## Required work
Output each entry below as it stands, leaving out every picture.
>> start Dataset entries
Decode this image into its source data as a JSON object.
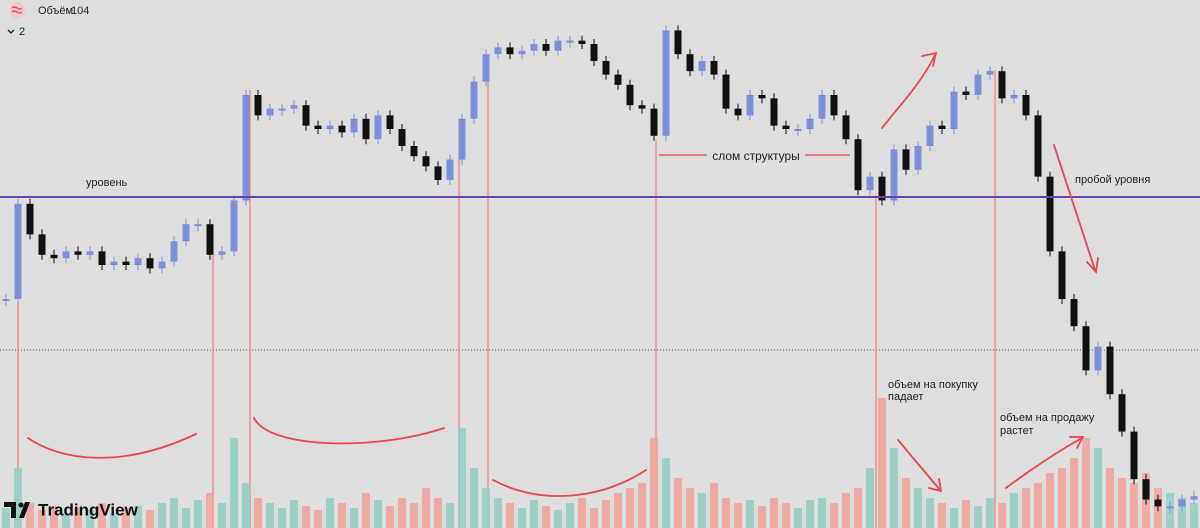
{
  "header": {
    "indicator": "Объём",
    "indicator_value": 104,
    "collapsed_count": 2
  },
  "chart": {
    "prices": [
      15,
      43,
      34,
      28,
      27,
      29,
      28,
      29,
      25,
      26,
      25,
      27,
      24,
      26,
      32,
      37,
      37,
      28,
      29,
      44,
      75,
      69,
      71,
      71,
      72,
      66,
      65,
      66,
      64,
      68,
      62,
      69,
      65,
      60,
      57,
      54,
      50,
      56,
      68,
      79,
      87,
      89,
      87,
      88,
      90,
      88,
      91,
      91,
      90,
      85,
      81,
      78,
      72,
      71,
      63,
      94,
      87,
      82,
      85,
      81,
      71,
      69,
      75,
      74,
      66,
      65,
      65,
      68,
      75,
      69,
      62,
      47,
      51,
      44,
      59,
      53,
      60,
      66,
      65,
      76,
      75,
      81,
      82,
      74,
      75,
      69,
      51,
      29,
      15,
      7,
      -6,
      1,
      -13,
      -24,
      -38,
      -44,
      -46,
      -46,
      -44,
      -43
    ],
    "volumes": [
      20,
      60,
      25,
      18,
      22,
      15,
      20,
      18,
      25,
      15,
      20,
      22,
      18,
      25,
      30,
      20,
      28,
      35,
      25,
      90,
      45,
      30,
      25,
      20,
      28,
      22,
      18,
      30,
      25,
      20,
      35,
      28,
      22,
      30,
      25,
      40,
      30,
      25,
      100,
      60,
      40,
      30,
      25,
      20,
      28,
      22,
      18,
      25,
      30,
      20,
      28,
      35,
      40,
      45,
      90,
      70,
      50,
      40,
      35,
      45,
      30,
      25,
      28,
      22,
      30,
      25,
      20,
      28,
      30,
      25,
      35,
      40,
      60,
      130,
      80,
      50,
      40,
      30,
      25,
      20,
      28,
      22,
      30,
      25,
      35,
      40,
      45,
      55,
      60,
      70,
      90,
      80,
      60,
      50,
      45,
      55,
      40,
      35,
      30,
      25
    ],
    "level": 45
  },
  "annotations": {
    "level": "уровень",
    "structure_break": "слом структуры",
    "breakout": "пробой уровня",
    "buy_volume": [
      "объем на покупку",
      "падает"
    ],
    "sell_volume": [
      "объем на продажу",
      "растет"
    ]
  },
  "logo": "TradingView"
}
>> end Dataset entries
## Task result
Decode this image into its source data as a JSON object.
{
  "header": {
    "indicator": "Объём",
    "indicator_value": 104,
    "collapsed_count": 2
  },
  "chart": {
    "prices": [
      15,
      43,
      34,
      28,
      27,
      29,
      28,
      29,
      25,
      26,
      25,
      27,
      24,
      26,
      32,
      37,
      37,
      28,
      29,
      44,
      75,
      69,
      71,
      71,
      72,
      66,
      65,
      66,
      64,
      68,
      62,
      69,
      65,
      60,
      57,
      54,
      50,
      56,
      68,
      79,
      87,
      89,
      87,
      88,
      90,
      88,
      91,
      91,
      90,
      85,
      81,
      78,
      72,
      71,
      63,
      94,
      87,
      82,
      85,
      81,
      71,
      69,
      75,
      74,
      66,
      65,
      65,
      68,
      75,
      69,
      62,
      47,
      51,
      44,
      59,
      53,
      60,
      66,
      65,
      76,
      75,
      81,
      82,
      74,
      75,
      69,
      51,
      29,
      15,
      7,
      -6,
      1,
      -13,
      -24,
      -38,
      -44,
      -46,
      -46,
      -44,
      -43
    ],
    "volumes": [
      20,
      60,
      25,
      18,
      22,
      15,
      20,
      18,
      25,
      15,
      20,
      22,
      18,
      25,
      30,
      20,
      28,
      35,
      25,
      90,
      45,
      30,
      25,
      20,
      28,
      22,
      18,
      30,
      25,
      20,
      35,
      28,
      22,
      30,
      25,
      40,
      30,
      25,
      100,
      60,
      40,
      30,
      25,
      20,
      28,
      22,
      18,
      25,
      30,
      20,
      28,
      35,
      40,
      45,
      90,
      70,
      50,
      40,
      35,
      45,
      30,
      25,
      28,
      22,
      30,
      25,
      20,
      28,
      30,
      25,
      35,
      40,
      60,
      130,
      80,
      50,
      40,
      30,
      25,
      20,
      28,
      22,
      30,
      25,
      35,
      40,
      45,
      55,
      60,
      70,
      90,
      80,
      60,
      50,
      45,
      55,
      40,
      35,
      30,
      25
    ],
    "level": 45
  },
  "annotations": {
    "level": "уровень",
    "structure_break": "слом структуры",
    "breakout": "пробой уровня",
    "buy_volume": [
      "объем на покупку",
      "падает"
    ],
    "sell_volume": [
      "объем на продажу",
      "растет"
    ]
  },
  "logo": "TradingView"
}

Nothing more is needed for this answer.